Data listing

'''

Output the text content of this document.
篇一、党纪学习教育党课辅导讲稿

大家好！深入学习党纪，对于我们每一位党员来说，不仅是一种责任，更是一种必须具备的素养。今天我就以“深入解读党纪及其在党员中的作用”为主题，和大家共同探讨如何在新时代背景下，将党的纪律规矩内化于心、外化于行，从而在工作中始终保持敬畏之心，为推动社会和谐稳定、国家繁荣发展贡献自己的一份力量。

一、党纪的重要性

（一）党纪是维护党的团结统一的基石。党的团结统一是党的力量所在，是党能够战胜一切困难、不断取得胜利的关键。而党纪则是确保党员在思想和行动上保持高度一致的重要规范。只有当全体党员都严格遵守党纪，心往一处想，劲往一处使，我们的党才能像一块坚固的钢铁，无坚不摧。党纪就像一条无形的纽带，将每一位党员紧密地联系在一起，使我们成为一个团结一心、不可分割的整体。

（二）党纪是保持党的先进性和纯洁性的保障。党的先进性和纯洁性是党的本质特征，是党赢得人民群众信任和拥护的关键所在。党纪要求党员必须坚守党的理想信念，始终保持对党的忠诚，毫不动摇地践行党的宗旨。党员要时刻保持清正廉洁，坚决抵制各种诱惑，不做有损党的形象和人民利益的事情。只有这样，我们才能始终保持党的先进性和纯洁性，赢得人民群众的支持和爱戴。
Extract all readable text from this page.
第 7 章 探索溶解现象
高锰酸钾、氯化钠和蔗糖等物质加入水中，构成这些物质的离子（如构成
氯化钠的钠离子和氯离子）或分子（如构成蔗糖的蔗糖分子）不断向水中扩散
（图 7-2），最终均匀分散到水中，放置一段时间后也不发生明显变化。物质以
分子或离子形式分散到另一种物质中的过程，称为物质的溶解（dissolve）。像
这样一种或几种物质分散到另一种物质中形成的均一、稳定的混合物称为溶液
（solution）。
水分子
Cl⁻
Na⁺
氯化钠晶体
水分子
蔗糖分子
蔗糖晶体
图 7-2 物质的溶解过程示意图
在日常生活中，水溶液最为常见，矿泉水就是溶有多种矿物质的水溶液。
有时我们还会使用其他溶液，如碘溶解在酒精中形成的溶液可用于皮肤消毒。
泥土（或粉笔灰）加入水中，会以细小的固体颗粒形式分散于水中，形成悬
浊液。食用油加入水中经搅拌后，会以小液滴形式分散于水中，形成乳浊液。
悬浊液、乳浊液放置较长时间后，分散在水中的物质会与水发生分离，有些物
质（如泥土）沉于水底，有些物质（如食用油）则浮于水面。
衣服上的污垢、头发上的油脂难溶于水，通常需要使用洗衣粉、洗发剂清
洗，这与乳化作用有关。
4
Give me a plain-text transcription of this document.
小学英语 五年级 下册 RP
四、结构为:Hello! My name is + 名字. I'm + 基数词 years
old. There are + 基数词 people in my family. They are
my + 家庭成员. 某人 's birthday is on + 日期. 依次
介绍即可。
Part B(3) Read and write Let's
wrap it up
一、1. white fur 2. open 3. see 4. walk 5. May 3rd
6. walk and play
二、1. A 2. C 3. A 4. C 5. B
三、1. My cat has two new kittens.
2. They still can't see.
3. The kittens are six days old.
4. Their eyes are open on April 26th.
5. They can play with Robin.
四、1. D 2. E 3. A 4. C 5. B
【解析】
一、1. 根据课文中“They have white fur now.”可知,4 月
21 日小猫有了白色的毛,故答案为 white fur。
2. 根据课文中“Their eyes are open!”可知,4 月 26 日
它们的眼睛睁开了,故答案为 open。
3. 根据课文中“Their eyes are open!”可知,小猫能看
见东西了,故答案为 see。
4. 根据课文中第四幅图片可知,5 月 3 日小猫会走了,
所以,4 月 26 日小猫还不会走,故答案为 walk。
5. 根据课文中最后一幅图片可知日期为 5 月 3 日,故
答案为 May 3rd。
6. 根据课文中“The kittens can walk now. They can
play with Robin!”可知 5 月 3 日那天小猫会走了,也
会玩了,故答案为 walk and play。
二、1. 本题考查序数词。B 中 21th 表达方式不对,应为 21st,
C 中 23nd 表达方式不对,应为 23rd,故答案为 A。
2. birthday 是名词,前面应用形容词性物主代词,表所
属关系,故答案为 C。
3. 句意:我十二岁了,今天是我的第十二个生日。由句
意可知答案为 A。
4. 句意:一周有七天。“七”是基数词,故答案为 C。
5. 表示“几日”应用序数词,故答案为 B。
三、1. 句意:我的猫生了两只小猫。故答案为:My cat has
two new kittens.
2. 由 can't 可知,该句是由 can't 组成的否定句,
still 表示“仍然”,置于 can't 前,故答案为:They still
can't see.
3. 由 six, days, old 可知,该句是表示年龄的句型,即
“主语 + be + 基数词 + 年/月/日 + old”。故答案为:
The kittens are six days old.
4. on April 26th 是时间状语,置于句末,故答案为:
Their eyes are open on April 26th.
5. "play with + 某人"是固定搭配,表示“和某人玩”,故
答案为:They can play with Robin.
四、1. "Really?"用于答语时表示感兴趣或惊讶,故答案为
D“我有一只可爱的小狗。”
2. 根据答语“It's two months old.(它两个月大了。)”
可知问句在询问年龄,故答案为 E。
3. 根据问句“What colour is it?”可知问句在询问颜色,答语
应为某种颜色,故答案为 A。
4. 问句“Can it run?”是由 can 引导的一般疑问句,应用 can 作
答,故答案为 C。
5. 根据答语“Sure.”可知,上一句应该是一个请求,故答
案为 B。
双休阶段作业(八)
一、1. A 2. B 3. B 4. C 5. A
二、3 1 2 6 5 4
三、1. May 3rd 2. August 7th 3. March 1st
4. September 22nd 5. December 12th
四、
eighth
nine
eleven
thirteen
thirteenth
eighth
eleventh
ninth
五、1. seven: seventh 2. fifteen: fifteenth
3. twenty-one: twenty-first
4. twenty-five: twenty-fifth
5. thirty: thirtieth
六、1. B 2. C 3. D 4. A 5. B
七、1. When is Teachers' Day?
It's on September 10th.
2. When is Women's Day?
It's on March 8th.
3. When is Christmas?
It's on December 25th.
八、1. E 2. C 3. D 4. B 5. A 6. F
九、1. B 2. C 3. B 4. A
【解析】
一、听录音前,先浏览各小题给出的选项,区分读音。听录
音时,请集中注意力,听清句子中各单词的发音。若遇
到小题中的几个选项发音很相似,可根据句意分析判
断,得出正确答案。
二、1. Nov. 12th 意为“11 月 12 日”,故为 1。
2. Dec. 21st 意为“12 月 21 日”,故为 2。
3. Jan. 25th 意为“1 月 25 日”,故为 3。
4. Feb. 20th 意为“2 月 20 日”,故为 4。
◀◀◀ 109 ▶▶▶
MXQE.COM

'''

▶ **Request**: Go through the entries and repeat each one exactly.

▶ **Response to the task**:
Output the text content of this document.
篇一、党纪学习教育党课辅导讲稿

大家好！深入学习党纪，对于我们每一位党员来说，不仅是一种责任，更是一种必须具备的素养。今天我就以“深入解读党纪及其在党员中的作用”为主题，和大家共同探讨如何在新时代背景下，将党的纪律规矩内化于心、外化于行，从而在工作中始终保持敬畏之心，为推动社会和谐稳定、国家繁荣发展贡献自己的一份力量。

一、党纪的重要性

（一）党纪是维护党的团结统一的基石。党的团结统一是党的力量所在，是党能够战胜一切困难、不断取得胜利的关键。而党纪则是确保党员在思想和行动上保持高度一致的重要规范。只有当全体党员都严格遵守党纪，心往一处想，劲往一处使，我们的党才能像一块坚固的钢铁，无坚不摧。党纪就像一条无形的纽带，将每一位党员紧密地联系在一起，使我们成为一个团结一心、不可分割的整体。

（二）党纪是保持党的先进性和纯洁性的保障。党的先进性和纯洁性是党的本质特征，是党赢得人民群众信任和拥护的关键所在。党纪要求党员必须坚守党的理想信念，始终保持对党的忠诚，毫不动摇地践行党的宗旨。党员要时刻保持清正廉洁，坚决抵制各种诱惑，不做有损党的形象和人民利益的事情。只有这样，我们才能始终保持党的先进性和纯洁性，赢得人民群众的支持和爱戴。
Extract all readable text from this page.
第 7 章 探索溶解现象
高锰酸钾、氯化钠和蔗糖等物质加入水中，构成这些物质的离子（如构成
氯化钠的钠离子和氯离子）或分子（如构成蔗糖的蔗糖分子）不断向水中扩散
（图 7-2），最终均匀分散到水中，放置一段时间后也不发生明显变化。物质以
分子或离子形式分散到另一种物质中的过程，称为物质的溶解（dissolve）。像
这样一种或几种物质分散到另一种物质中形成的均一、稳定的混合物称为溶液
（solution）。
水分子
Cl⁻
Na⁺
氯化钠晶体
水分子
蔗糖分子
蔗糖晶体
图 7-2 物质的溶解过程示意图
在日常生活中，水溶液最为常见，矿泉水就是溶有多种矿物质的水溶液。
有时我们还会使用其他溶液，如碘溶解在酒精中形成的溶液可用于皮肤消毒。
泥土（或粉笔灰）加入水中，会以细小的固体颗粒形式分散于水中，形成悬
浊液。食用油加入水中经搅拌后，会以小液滴形式分散于水中，形成乳浊液。
悬浊液、乳浊液放置较长时间后，分散在水中的物质会与水发生分离，有些物
质（如泥土）沉于水底，有些物质（如食用油）则浮于水面。
衣服上的污垢、头发上的油脂难溶于水，通常需要使用洗衣粉、洗发剂清
洗，这与乳化作用有关。
4
Give me a plain-text transcription of this document.
小学英语 五年级 下册 RP
四、结构为:Hello! My name is + 名字. I'm + 基数词 years
old. There are + 基数词 people in my family. They are
my + 家庭成员. 某人 's birthday is on + 日期. 依次
介绍即可。
Part B(3) Read and write Let's
wrap it up
一、1. white fur 2. open 3. see 4. walk 5. May 3rd
6. walk and play
二、1. A 2. C 3. A 4. C 5. B
三、1. My cat has two new kittens.
2. They still can't see.
3. The kittens are six days old.
4. Their eyes are open on April 26th.
5. They can play with Robin.
四、1. D 2. E 3. A 4. C 5. B
【解析】
一、1. 根据课文中“They have white fur now.”可知,4 月
21 日小猫有了白色的毛,故答案为 white fur。
2. 根据课文中“Their eyes are open!”可知,4 月 26 日
它们的眼睛睁开了,故答案为 open。
3. 根据课文中“Their eyes are open!”可知,小猫能看
见东西了,故答案为 see。
4. 根据课文中第四幅图片可知,5 月 3 日小猫会走了,
所以,4 月 26 日小猫还不会走,故答案为 walk。
5. 根据课文中最后一幅图片可知日期为 5 月 3 日,故
答案为 May 3rd。
6. 根据课文中“The kittens can walk now. They can
play with Robin!”可知 5 月 3 日那天小猫会走了,也
会玩了,故答案为 walk and play。
二、1. 本题考查序数词。B 中 21th 表达方式不对,应为 21st,
C 中 23nd 表达方式不对,应为 23rd,故答案为 A。
2. birthday 是名词,前面应用形容词性物主代词,表所
属关系,故答案为 C。
3. 句意:我十二岁了,今天是我的第十二个生日。由句
意可知答案为 A。
4. 句意:一周有七天。“七”是基数词,故答案为 C。
5. 表示“几日”应用序数词,故答案为 B。
三、1. 句意:我的猫生了两只小猫。故答案为:My cat has
two new kittens.
2. 由 can't 可知,该句是由 can't 组成的否定句,
still 表示“仍然”,置于 can't 前,故答案为:They still
can't see.
3. 由 six, days, old 可知,该句是表示年龄的句型,即
“主语 + be + 基数词 + 年/月/日 + old”。故答案为:
The kittens are six days old.
4. on April 26th 是时间状语,置于句末,故答案为:
Their eyes are open on April 26th.
5. "play with + 某人"是固定搭配,表示“和某人玩”,故
答案为:They can play with Robin.
四、1. "Really?"用于答语时表示感兴趣或惊讶,故答案为
D“我有一只可爱的小狗。”
2. 根据答语“It's two months old.(它两个月大了。)”
可知问句在询问年龄,故答案为 E。
3. 根据问句“What colour is it?”可知问句在询问颜色,答语
应为某种颜色,故答案为 A。
4. 问句“Can it run?”是由 can 引导的一般疑问句,应用 can 作
答,故答案为 C。
5. 根据答语“Sure.”可知,上一句应该是一个请求,故答
案为 B。
双休阶段作业(八)
一、1. A 2. B 3. B 4. C 5. A
二、3 1 2 6 5 4
三、1. May 3rd 2. August 7th 3. March 1st
4. September 22nd 5. December 12th
四、
eighth
nine
eleven
thirteen
thirteenth
eighth
eleventh
ninth
五、1. seven: seventh 2. fifteen: fifteenth
3. twenty-one: twenty-first
4. twenty-five: twenty-fifth
5. thirty: thirtieth
六、1. B 2. C 3. D 4. A 5. B
七、1. When is Teachers' Day?
It's on September 10th.
2. When is Women's Day?
It's on March 8th.
3. When is Christmas?
It's on December 25th.
八、1. E 2. C 3. D 4. B 5. A 6. F
九、1. B 2. C 3. B 4. A
【解析】
一、听录音前,先浏览各小题给出的选项,区分读音。听录
音时,请集中注意力,听清句子中各单词的发音。若遇
到小题中的几个选项发音很相似,可根据句意分析判
断,得出正确答案。
二、1. Nov. 12th 意为“11 月 12 日”,故为 1。
2. Dec. 21st 意为“12 月 21 日”,故为 2。
3. Jan. 25th 意为“1 月 25 日”,故为 3。
4. Feb. 20th 意为“2 月 20 日”,故为 4。
◀◀◀ 109 ▶▶▶
MXQE.COM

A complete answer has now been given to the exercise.